Exercise task: Are you able to quote each entry exactly as written?

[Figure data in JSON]
○ ○ ○

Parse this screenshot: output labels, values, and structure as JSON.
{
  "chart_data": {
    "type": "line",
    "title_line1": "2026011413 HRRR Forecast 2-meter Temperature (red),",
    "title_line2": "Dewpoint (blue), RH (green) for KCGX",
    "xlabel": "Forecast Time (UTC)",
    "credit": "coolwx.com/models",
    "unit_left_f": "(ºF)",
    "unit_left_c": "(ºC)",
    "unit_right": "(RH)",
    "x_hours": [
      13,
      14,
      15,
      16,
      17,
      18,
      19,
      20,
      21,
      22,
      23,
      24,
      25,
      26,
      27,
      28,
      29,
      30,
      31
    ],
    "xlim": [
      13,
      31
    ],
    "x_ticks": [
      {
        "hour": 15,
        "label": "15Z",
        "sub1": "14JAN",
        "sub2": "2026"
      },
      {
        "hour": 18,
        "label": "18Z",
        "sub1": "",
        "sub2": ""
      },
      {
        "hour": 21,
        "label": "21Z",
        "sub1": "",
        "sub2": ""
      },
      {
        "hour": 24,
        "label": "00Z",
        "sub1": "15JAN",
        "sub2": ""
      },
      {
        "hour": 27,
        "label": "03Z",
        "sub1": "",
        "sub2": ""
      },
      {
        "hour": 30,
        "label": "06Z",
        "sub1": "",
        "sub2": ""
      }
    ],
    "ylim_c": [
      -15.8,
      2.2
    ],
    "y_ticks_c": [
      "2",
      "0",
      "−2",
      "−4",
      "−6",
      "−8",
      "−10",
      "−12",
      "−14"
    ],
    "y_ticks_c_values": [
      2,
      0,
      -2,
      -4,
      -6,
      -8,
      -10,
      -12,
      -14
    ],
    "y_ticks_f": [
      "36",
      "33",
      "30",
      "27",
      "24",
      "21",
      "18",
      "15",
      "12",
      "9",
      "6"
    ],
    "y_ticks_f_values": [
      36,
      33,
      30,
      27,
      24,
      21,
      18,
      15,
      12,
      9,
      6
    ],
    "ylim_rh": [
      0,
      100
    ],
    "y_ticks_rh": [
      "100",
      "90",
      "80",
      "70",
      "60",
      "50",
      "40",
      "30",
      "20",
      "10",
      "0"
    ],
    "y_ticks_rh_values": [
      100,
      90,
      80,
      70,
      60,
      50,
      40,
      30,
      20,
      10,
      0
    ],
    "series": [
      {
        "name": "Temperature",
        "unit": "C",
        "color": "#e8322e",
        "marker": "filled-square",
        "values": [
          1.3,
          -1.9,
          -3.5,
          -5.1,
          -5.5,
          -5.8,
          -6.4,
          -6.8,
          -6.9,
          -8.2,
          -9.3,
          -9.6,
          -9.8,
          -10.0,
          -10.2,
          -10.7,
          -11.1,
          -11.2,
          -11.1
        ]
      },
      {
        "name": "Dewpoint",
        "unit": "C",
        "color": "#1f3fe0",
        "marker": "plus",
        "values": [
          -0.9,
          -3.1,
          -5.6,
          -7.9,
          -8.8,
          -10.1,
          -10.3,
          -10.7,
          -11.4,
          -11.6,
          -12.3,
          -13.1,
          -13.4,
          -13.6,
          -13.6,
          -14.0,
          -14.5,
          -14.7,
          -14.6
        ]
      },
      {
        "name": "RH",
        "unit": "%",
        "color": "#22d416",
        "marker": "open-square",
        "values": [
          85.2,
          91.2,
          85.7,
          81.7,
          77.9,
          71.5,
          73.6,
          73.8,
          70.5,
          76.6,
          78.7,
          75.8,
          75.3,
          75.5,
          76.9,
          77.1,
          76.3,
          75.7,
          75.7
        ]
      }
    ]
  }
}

○ ○ ○

Output of the task:
Parse this screenshot: output labels, values, and structure as JSON.
{
  "chart_data": {
    "type": "line",
    "title_line1": "2026011413 HRRR Forecast 2-meter Temperature (red),",
    "title_line2": "Dewpoint (blue), RH (green) for KCGX",
    "xlabel": "Forecast Time (UTC)",
    "credit": "coolwx.com/models",
    "unit_left_f": "(ºF)",
    "unit_left_c": "(ºC)",
    "unit_right": "(RH)",
    "x_hours": [
      13,
      14,
      15,
      16,
      17,
      18,
      19,
      20,
      21,
      22,
      23,
      24,
      25,
      26,
      27,
      28,
      29,
      30,
      31
    ],
    "xlim": [
      13,
      31
    ],
    "x_ticks": [
      {
        "hour": 15,
        "label": "15Z",
        "sub1": "14JAN",
        "sub2": "2026"
      },
      {
        "hour": 18,
        "label": "18Z",
        "sub1": "",
        "sub2": ""
      },
      {
        "hour": 21,
        "label": "21Z",
        "sub1": "",
        "sub2": ""
      },
      {
        "hour": 24,
        "label": "00Z",
        "sub1": "15JAN",
        "sub2": ""
      },
      {
        "hour": 27,
        "label": "03Z",
        "sub1": "",
        "sub2": ""
      },
      {
        "hour": 30,
        "label": "06Z",
        "sub1": "",
        "sub2": ""
      }
    ],
    "ylim_c": [
      -15.8,
      2.2
    ],
    "y_ticks_c": [
      "2",
      "0",
      "−2",
      "−4",
      "−6",
      "−8",
      "−10",
      "−12",
      "−14"
    ],
    "y_ticks_c_values": [
      2,
      0,
      -2,
      -4,
      -6,
      -8,
      -10,
      -12,
      -14
    ],
    "y_ticks_f": [
      "36",
      "33",
      "30",
      "27",
      "24",
      "21",
      "18",
      "15",
      "12",
      "9",
      "6"
    ],
    "y_ticks_f_values": [
      36,
      33,
      30,
      27,
      24,
      21,
      18,
      15,
      12,
      9,
      6
    ],
    "ylim_rh": [
      0,
      100
    ],
    "y_ticks_rh": [
      "100",
      "90",
      "80",
      "70",
      "60",
      "50",
      "40",
      "30",
      "20",
      "10",
      "0"
    ],
    "y_ticks_rh_values": [
      100,
      90,
      80,
      70,
      60,
      50,
      40,
      30,
      20,
      10,
      0
    ],
    "series": [
      {
        "name": "Temperature",
        "unit": "C",
        "color": "#e8322e",
        "marker": "filled-square",
        "values": [
          1.3,
          -1.9,
          -3.5,
          -5.1,
          -5.5,
          -5.8,
          -6.4,
          -6.8,
          -6.9,
          -8.2,
          -9.3,
          -9.6,
          -9.8,
          -10.0,
          -10.2,
          -10.7,
          -11.1,
          -11.2,
          -11.1
        ]
      },
      {
        "name": "Dewpoint",
        "unit": "C",
        "color": "#1f3fe0",
        "marker": "plus",
        "values": [
          -0.9,
          -3.1,
          -5.6,
          -7.9,
          -8.8,
          -10.1,
          -10.3,
          -10.7,
          -11.4,
          -11.6,
          -12.3,
          -13.1,
          -13.4,
          -13.6,
          -13.6,
          -14.0,
          -14.5,
          -14.7,
          -14.6
        ]
      },
      {
        "name": "RH",
        "unit": "%",
        "color": "#22d416",
        "marker": "open-square",
        "values": [
          85.2,
          91.2,
          85.7,
          81.7,
          77.9,
          71.5,
          73.6,
          73.8,
          70.5,
          76.6,
          78.7,
          75.8,
          75.3,
          75.5,
          76.9,
          77.1,
          76.3,
          75.7,
          75.7
        ]
      }
    ]
  }
}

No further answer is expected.